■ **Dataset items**
============================================================

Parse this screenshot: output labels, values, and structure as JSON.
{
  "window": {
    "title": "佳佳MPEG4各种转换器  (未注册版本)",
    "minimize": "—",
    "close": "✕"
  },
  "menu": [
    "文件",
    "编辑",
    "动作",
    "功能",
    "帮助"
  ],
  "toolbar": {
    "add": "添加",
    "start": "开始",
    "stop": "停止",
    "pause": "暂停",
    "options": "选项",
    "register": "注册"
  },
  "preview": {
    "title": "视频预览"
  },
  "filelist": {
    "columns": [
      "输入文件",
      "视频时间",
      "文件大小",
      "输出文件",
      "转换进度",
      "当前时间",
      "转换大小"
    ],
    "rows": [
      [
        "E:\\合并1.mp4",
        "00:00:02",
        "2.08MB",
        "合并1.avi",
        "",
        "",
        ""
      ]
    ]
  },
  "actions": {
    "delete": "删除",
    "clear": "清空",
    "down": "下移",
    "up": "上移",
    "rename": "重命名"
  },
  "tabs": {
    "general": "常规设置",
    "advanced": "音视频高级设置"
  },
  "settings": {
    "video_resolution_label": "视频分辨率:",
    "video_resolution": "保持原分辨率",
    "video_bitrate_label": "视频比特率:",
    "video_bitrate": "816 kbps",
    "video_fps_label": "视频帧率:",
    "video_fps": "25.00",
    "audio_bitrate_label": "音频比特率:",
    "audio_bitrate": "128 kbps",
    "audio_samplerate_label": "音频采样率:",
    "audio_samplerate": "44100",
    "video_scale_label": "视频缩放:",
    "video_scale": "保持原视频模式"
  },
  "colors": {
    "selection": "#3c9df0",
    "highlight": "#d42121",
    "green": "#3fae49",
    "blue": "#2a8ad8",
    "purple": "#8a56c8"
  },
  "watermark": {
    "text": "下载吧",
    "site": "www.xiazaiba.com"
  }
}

============================================================

■ **EXERCISE BRIEF**
Retype the whole listing above exactly.

■ **EXERCISE ANSWER**
Parse this screenshot: output labels, values, and structure as JSON.
{
  "window": {
    "title": "佳佳MPEG4各种转换器  (未注册版本)",
    "minimize": "—",
    "close": "✕"
  },
  "menu": [
    "文件",
    "编辑",
    "动作",
    "功能",
    "帮助"
  ],
  "toolbar": {
    "add": "添加",
    "start": "开始",
    "stop": "停止",
    "pause": "暂停",
    "options": "选项",
    "register": "注册"
  },
  "preview": {
    "title": "视频预览"
  },
  "filelist": {
    "columns": [
      "输入文件",
      "视频时间",
      "文件大小",
      "输出文件",
      "转换进度",
      "当前时间",
      "转换大小"
    ],
    "rows": [
      [
        "E:\\合并1.mp4",
        "00:00:02",
        "2.08MB",
        "合并1.avi",
        "",
        "",
        ""
      ]
    ]
  },
  "actions": {
    "delete": "删除",
    "clear": "清空",
    "down": "下移",
    "up": "上移",
    "rename": "重命名"
  },
  "tabs": {
    "general": "常规设置",
    "advanced": "音视频高级设置"
  },
  "settings": {
    "video_resolution_label": "视频分辨率:",
    "video_resolution": "保持原分辨率",
    "video_bitrate_label": "视频比特率:",
    "video_bitrate": "816 kbps",
    "video_fps_label": "视频帧率:",
    "video_fps": "25.00",
    "audio_bitrate_label": "音频比特率:",
    "audio_bitrate": "128 kbps",
    "audio_samplerate_label": "音频采样率:",
    "audio_samplerate": "44100",
    "video_scale_label": "视频缩放:",
    "video_scale": "保持原视频模式"
  },
  "colors": {
    "selection": "#3c9df0",
    "highlight": "#d42121",
    "green": "#3fae49",
    "blue": "#2a8ad8",
    "purple": "#8a56c8"
  },
  "watermark": {
    "text": "下载吧",
    "site": "www.xiazaiba.com"
  }
}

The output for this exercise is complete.